Written request
Print the entries below in their entirety, exactly as they are written.

(Source data)

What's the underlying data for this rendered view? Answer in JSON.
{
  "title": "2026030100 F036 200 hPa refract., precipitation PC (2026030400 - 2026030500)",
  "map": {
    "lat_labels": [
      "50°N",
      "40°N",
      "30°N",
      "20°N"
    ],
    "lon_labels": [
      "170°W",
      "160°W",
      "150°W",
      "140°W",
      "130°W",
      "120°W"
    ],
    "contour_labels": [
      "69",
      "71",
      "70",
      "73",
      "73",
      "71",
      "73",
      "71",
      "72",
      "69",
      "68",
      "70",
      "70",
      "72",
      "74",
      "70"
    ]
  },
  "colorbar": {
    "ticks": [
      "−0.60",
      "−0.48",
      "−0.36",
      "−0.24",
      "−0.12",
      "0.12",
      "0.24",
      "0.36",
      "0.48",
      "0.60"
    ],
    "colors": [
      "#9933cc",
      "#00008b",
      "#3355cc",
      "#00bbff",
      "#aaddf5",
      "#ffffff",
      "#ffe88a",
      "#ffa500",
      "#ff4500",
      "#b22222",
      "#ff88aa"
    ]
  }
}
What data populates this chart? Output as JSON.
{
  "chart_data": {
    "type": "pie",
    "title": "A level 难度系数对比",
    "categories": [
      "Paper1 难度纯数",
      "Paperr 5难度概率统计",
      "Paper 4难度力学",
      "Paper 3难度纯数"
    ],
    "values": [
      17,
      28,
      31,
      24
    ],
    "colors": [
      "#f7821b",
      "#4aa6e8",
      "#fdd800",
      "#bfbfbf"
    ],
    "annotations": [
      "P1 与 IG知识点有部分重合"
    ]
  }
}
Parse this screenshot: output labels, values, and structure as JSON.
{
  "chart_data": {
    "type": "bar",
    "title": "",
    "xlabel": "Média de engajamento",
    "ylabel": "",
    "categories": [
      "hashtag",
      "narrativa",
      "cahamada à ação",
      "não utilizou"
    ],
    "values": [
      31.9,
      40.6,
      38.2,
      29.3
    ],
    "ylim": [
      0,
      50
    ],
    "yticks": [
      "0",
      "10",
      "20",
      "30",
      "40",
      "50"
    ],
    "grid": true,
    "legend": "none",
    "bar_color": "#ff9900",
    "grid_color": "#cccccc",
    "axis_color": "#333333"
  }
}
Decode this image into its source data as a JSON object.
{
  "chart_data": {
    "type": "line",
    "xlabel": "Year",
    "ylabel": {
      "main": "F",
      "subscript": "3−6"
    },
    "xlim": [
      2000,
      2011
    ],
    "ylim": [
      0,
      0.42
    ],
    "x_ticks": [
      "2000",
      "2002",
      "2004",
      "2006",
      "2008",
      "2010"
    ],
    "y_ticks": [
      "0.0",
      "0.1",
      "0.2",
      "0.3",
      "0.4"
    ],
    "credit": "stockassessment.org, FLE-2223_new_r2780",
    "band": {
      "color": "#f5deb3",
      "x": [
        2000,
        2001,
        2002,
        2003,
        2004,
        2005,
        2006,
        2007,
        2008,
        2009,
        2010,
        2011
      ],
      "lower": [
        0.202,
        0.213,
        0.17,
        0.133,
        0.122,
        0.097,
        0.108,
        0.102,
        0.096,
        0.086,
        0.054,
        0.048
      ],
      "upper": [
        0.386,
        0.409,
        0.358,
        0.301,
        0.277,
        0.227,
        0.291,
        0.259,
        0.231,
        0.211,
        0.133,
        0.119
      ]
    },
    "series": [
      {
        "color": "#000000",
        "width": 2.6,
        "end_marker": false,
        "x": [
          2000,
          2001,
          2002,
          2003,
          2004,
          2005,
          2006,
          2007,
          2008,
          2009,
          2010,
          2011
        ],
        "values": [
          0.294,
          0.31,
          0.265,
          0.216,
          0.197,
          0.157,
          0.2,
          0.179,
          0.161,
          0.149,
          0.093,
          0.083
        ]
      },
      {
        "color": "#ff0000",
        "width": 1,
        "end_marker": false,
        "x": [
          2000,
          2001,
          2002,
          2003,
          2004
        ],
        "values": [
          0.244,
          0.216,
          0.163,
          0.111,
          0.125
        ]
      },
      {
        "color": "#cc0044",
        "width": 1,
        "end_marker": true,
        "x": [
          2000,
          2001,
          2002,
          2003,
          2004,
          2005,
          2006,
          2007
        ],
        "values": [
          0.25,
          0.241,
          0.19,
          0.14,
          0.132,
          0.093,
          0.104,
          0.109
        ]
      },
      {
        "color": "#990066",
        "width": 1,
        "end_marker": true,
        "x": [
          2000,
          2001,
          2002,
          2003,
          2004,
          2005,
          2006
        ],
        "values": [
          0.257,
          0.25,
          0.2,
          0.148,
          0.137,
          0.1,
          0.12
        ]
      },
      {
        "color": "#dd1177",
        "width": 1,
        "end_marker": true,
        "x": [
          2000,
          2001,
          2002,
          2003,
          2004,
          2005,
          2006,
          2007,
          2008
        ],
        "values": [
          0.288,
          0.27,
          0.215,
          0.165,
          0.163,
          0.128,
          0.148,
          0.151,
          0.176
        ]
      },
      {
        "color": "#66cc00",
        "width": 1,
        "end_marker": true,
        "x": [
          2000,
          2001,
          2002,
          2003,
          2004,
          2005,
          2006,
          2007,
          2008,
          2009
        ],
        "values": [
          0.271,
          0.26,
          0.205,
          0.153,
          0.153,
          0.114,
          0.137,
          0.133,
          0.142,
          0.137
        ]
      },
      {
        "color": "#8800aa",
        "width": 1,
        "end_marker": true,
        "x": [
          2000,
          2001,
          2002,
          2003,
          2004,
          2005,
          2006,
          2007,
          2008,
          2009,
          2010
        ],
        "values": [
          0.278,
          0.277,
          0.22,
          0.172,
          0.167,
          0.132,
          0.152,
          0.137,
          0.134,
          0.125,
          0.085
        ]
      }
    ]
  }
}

Output
What's the underlying data for this rendered view? Answer in JSON.
{
  "title": "2026030100 F036 200 hPa refract., precipitation PC (2026030400 - 2026030500)",
  "map": {
    "lat_labels": [
      "50°N",
      "40°N",
      "30°N",
      "20°N"
    ],
    "lon_labels": [
      "170°W",
      "160°W",
      "150°W",
      "140°W",
      "130°W",
      "120°W"
    ],
    "contour_labels": [
      "69",
      "71",
      "70",
      "73",
      "73",
      "71",
      "73",
      "71",
      "72",
      "69",
      "68",
      "70",
      "70",
      "72",
      "74",
      "70"
    ]
  },
  "colorbar": {
    "ticks": [
      "−0.60",
      "−0.48",
      "−0.36",
      "−0.24",
      "−0.12",
      "0.12",
      "0.24",
      "0.36",
      "0.48",
      "0.60"
    ],
    "colors": [
      "#9933cc",
      "#00008b",
      "#3355cc",
      "#00bbff",
      "#aaddf5",
      "#ffffff",
      "#ffe88a",
      "#ffa500",
      "#ff4500",
      "#b22222",
      "#ff88aa"
    ]
  }
}
What data populates this chart? Output as JSON.
{
  "chart_data": {
    "type": "pie",
    "title": "A level 难度系数对比",
    "categories": [
      "Paper1 难度纯数",
      "Paperr 5难度概率统计",
      "Paper 4难度力学",
      "Paper 3难度纯数"
    ],
    "values": [
      17,
      28,
      31,
      24
    ],
    "colors": [
      "#f7821b",
      "#4aa6e8",
      "#fdd800",
      "#bfbfbf"
    ],
    "annotations": [
      "P1 与 IG知识点有部分重合"
    ]
  }
}
Parse this screenshot: output labels, values, and structure as JSON.
{
  "chart_data": {
    "type": "bar",
    "title": "",
    "xlabel": "Média de engajamento",
    "ylabel": "",
    "categories": [
      "hashtag",
      "narrativa",
      "cahamada à ação",
      "não utilizou"
    ],
    "values": [
      31.9,
      40.6,
      38.2,
      29.3
    ],
    "ylim": [
      0,
      50
    ],
    "yticks": [
      "0",
      "10",
      "20",
      "30",
      "40",
      "50"
    ],
    "grid": true,
    "legend": "none",
    "bar_color": "#ff9900",
    "grid_color": "#cccccc",
    "axis_color": "#333333"
  }
}
Decode this image into its source data as a JSON object.
{
  "chart_data": {
    "type": "line",
    "xlabel": "Year",
    "ylabel": {
      "main": "F",
      "subscript": "3−6"
    },
    "xlim": [
      2000,
      2011
    ],
    "ylim": [
      0,
      0.42
    ],
    "x_ticks": [
      "2000",
      "2002",
      "2004",
      "2006",
      "2008",
      "2010"
    ],
    "y_ticks": [
      "0.0",
      "0.1",
      "0.2",
      "0.3",
      "0.4"
    ],
    "credit": "stockassessment.org, FLE-2223_new_r2780",
    "band": {
      "color": "#f5deb3",
      "x": [
        2000,
        2001,
        2002,
        2003,
        2004,
        2005,
        2006,
        2007,
        2008,
        2009,
        2010,
        2011
      ],
      "lower": [
        0.202,
        0.213,
        0.17,
        0.133,
        0.122,
        0.097,
        0.108,
        0.102,
        0.096,
        0.086,
        0.054,
        0.048
      ],
      "upper": [
        0.386,
        0.409,
        0.358,
        0.301,
        0.277,
        0.227,
        0.291,
        0.259,
        0.231,
        0.211,
        0.133,
        0.119
      ]
    },
    "series": [
      {
        "color": "#000000",
        "width": 2.6,
        "end_marker": false,
        "x": [
          2000,
          2001,
          2002,
          2003,
          2004,
          2005,
          2006,
          2007,
          2008,
          2009,
          2010,
          2011
        ],
        "values": [
          0.294,
          0.31,
          0.265,
          0.216,
          0.197,
          0.157,
          0.2,
          0.179,
          0.161,
          0.149,
          0.093,
          0.083
        ]
      },
      {
        "color": "#ff0000",
        "width": 1,
        "end_marker": false,
        "x": [
          2000,
          2001,
          2002,
          2003,
          2004
        ],
        "values": [
          0.244,
          0.216,
          0.163,
          0.111,
          0.125
        ]
      },
      {
        "color": "#cc0044",
        "width": 1,
        "end_marker": true,
        "x": [
          2000,
          2001,
          2002,
          2003,
          2004,
          2005,
          2006,
          2007
        ],
        "values": [
          0.25,
          0.241,
          0.19,
          0.14,
          0.132,
          0.093,
          0.104,
          0.109
        ]
      },
      {
        "color": "#990066",
        "width": 1,
        "end_marker": true,
        "x": [
          2000,
          2001,
          2002,
          2003,
          2004,
          2005,
          2006
        ],
        "values": [
          0.257,
          0.25,
          0.2,
          0.148,
          0.137,
          0.1,
          0.12
        ]
      },
      {
        "color": "#dd1177",
        "width": 1,
        "end_marker": true,
        "x": [
          2000,
          2001,
          2002,
          2003,
          2004,
          2005,
          2006,
          2007,
          2008
        ],
        "values": [
          0.288,
          0.27,
          0.215,
          0.165,
          0.163,
          0.128,
          0.148,
          0.151,
          0.176
        ]
      },
      {
        "color": "#66cc00",
        "width": 1,
        "end_marker": true,
        "x": [
          2000,
          2001,
          2002,
          2003,
          2004,
          2005,
          2006,
          2007,
          2008,
          2009
        ],
        "values": [
          0.271,
          0.26,
          0.205,
          0.153,
          0.153,
          0.114,
          0.137,
          0.133,
          0.142,
          0.137
        ]
      },
      {
        "color": "#8800aa",
        "width": 1,
        "end_marker": true,
        "x": [
          2000,
          2001,
          2002,
          2003,
          2004,
          2005,
          2006,
          2007,
          2008,
          2009,
          2010
        ],
        "values": [
          0.278,
          0.277,
          0.22,
          0.172,
          0.167,
          0.132,
          0.152,
          0.137,
          0.134,
          0.125,
          0.085
        ]
      }
    ]
  }
}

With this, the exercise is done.